**REQUIRED WORK:** Lines containing the word "upto" are to be counted; state their number and nothing further.

**EXCERPTED RECORDS:**

··········

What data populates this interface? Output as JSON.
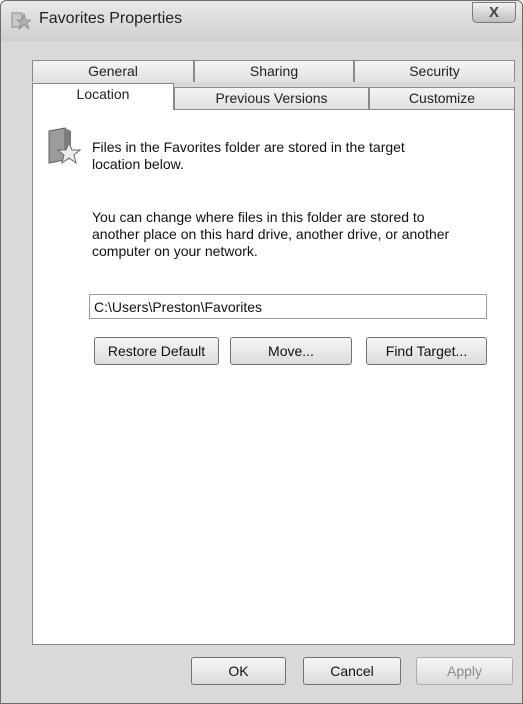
{
  "window": {
    "title": "Favorites Properties",
    "close_label": "X"
  },
  "tabs": {
    "back_row": [
      "General",
      "Sharing",
      "Security"
    ],
    "front_row": [
      "Location",
      "Previous Versions",
      "Customize"
    ],
    "active": "Location"
  },
  "location": {
    "intro_line1": "Files in the Favorites folder are stored in the target",
    "intro_line2": "location below.",
    "desc_line1": "You can change where files in this folder are stored to",
    "desc_line2": "another place on this hard drive, another drive, or another",
    "desc_line3": "computer on your network.",
    "path_value": "C:\\Users\\Preston\\Favorites",
    "restore_default_label": "Restore Default",
    "move_label": "Move...",
    "find_target_label": "Find Target..."
  },
  "footer": {
    "ok_label": "OK",
    "cancel_label": "Cancel",
    "apply_label": "Apply"
  }
}
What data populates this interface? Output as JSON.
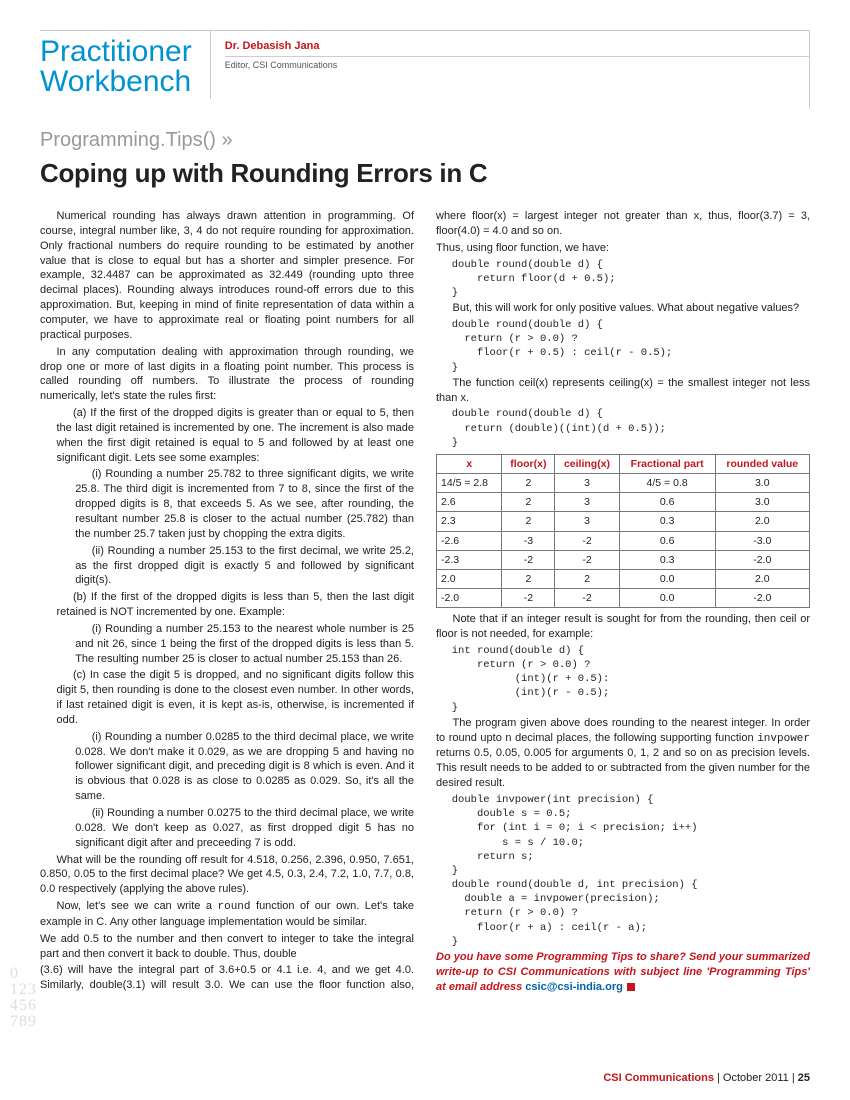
{
  "header": {
    "workbench_l1": "Practitioner",
    "workbench_l2": "Workbench",
    "author": "Dr. Debasish Jana",
    "role": "Editor, CSI Communications"
  },
  "section": "Programming.Tips() »",
  "title": "Coping up with Rounding Errors in C",
  "body": {
    "p1": "Numerical rounding has always drawn attention in programming. Of course, integral number like, 3, 4 do not require rounding for approximation. Only fractional numbers do require rounding to be estimated by another value that is close to equal but has a shorter and simpler presence. For example, 32.4487 can be approximated as 32.449 (rounding upto three decimal places). Rounding always introduces round-off errors due to this approximation. But, keeping in mind of finite representation of data within a computer, we have to approximate real or floating point numbers for all practical purposes.",
    "p2": "In any computation dealing with approximation through rounding, we drop one or more of last digits in a floating point number. This process is called rounding off numbers. To illustrate the process of rounding numerically, let's state the rules first:",
    "a1": "(a)  If the first of the dropped digits is greater than or equal to 5, then the last digit retained is incremented by one. The increment is also made when the first digit retained is equal to 5 and followed by at least one significant digit. Lets see some examples:",
    "a1i": "(i)   Rounding a number 25.782 to three significant digits, we write 25.8. The third digit is incremented from 7 to 8, since the first of the dropped digits is 8, that exceeds 5. As we see, after rounding, the resultant number 25.8 is closer to the actual number (25.782) than the number 25.7 taken just by chopping the extra digits.",
    "a1ii": "(ii)  Rounding a number 25.153 to the first decimal, we write 25.2, as the first dropped digit is exactly 5 and followed by significant digit(s).",
    "b1": "(b)  If the first of the dropped digits is less than 5, then the last digit retained is NOT incremented by one. Example:",
    "b1i": "(i)   Rounding a number 25.153 to the nearest whole number is 25 and nit 26, since 1 being the first of the dropped digits is less than 5. The resulting number 25 is closer to actual number 25.153 than 26.",
    "c1": "(c)  In case the digit 5 is dropped, and no significant digits follow this digit 5, then rounding is done to the closest even number. In other words, if last retained digit is even, it is kept as-is, otherwise, is incremented if odd.",
    "c1i": "(i)   Rounding a number 0.0285 to the third decimal place, we write 0.028. We don't make it 0.029, as we are dropping 5 and having no follower significant digit, and preceding digit is 8 which is even. And it is obvious that 0.028 is as close to 0.0285 as 0.029. So, it's all the same.",
    "c1ii": "(ii)   Rounding a number 0.0275 to the third decimal place, we write 0.028. We don't keep as 0.027, as first dropped digit 5 has no significant digit after and preceeding 7 is odd.",
    "p3": "What will be the rounding off result for 4.518, 0.256, 2.396, 0.950, 7.651, 0.850, 0.05 to the first decimal place? We get 4.5, 0.3, 2.4, 7.2, 1.0, 7.7, 0.8, 0.0 respectively (applying the above rules).",
    "p4a": "Now, let's see we can write a ",
    "p4b": " function of our own. Let's take example in C. Any other language implementation would be similar.",
    "p4code": "round",
    "p5": "We add 0.5 to the number and then convert to integer to take the integral part and then convert it back to double. Thus, double",
    "r1": "(3.6) will have the integral part of 3.6+0.5 or 4.1 i.e. 4, and we get 4.0. Similarly, double(3.1) will result 3.0. We can use the floor function also, where floor(x) = largest integer not greater than x, thus, floor(3.7) = 3, floor(4.0) = 4.0 and so on.",
    "r2": "Thus, using floor function, we have:",
    "code1": "double round(double d) {\n    return floor(d + 0.5);\n}",
    "r3": "But, this will work for only positive values. What about negative values?",
    "code2": "double round(double d) {\n  return (r > 0.0) ?\n    floor(r + 0.5) : ceil(r - 0.5);\n}",
    "r4": "The function ceil(x) represents ceiling(x) = the smallest integer not less than x.",
    "code3": "double round(double d) {\n  return (double)((int)(d + 0.5));\n}",
    "r5": "Note that if an integer result is sought for from the rounding, then ceil or floor is not needed, for example:",
    "code4": "int round(double d) {\n    return (r > 0.0) ?\n          (int)(r + 0.5):\n          (int)(r - 0.5);\n}",
    "r6a": "The program given above does rounding to the nearest integer.  In order to round upto n decimal places, the following supporting function ",
    "r6b": " returns 0.5, 0.05, 0.005 for arguments 0, 1, 2 and so on as precision levels. This result needs to be added to or subtracted from the given number for the desired result.",
    "r6code": "invpower",
    "code5": "double invpower(int precision) {\n    double s = 0.5;\n    for (int i = 0; i < precision; i++)\n        s = s / 10.0;\n    return s;\n}\ndouble round(double d, int precision) {\n  double a = invpower(precision);\n  return (r > 0.0) ?\n    floor(r + a) : ceil(r - a);\n}",
    "cta": "Do you have some Programming Tips to share? Send your summarized write-up to CSI Communications with subject line 'Programming Tips' at email address ",
    "email": "csic@csi-india.org"
  },
  "table": {
    "headers": [
      "x",
      "floor(x)",
      "ceiling(x)",
      "Fractional part",
      "rounded value"
    ],
    "rows": [
      [
        "14/5 = 2.8",
        "2",
        "3",
        "4/5 = 0.8",
        "3.0"
      ],
      [
        "2.6",
        "2",
        "3",
        "0.6",
        "3.0"
      ],
      [
        "2.3",
        "2",
        "3",
        "0.3",
        "2.0"
      ],
      [
        "-2.6",
        "-3",
        "-2",
        "0.6",
        "-3.0"
      ],
      [
        "-2.3",
        "-2",
        "-2",
        "0.3",
        "-2.0"
      ],
      [
        "2.0",
        "2",
        "2",
        "0.0",
        "2.0"
      ],
      [
        "-2.0",
        "-2",
        "-2",
        "0.0",
        "-2.0"
      ]
    ]
  },
  "footer": {
    "pub": "CSI Communications",
    "date": "October 2011",
    "page": "25"
  },
  "watermark": "0\n123\n456\n789"
}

··········

**OUTPUT:** 2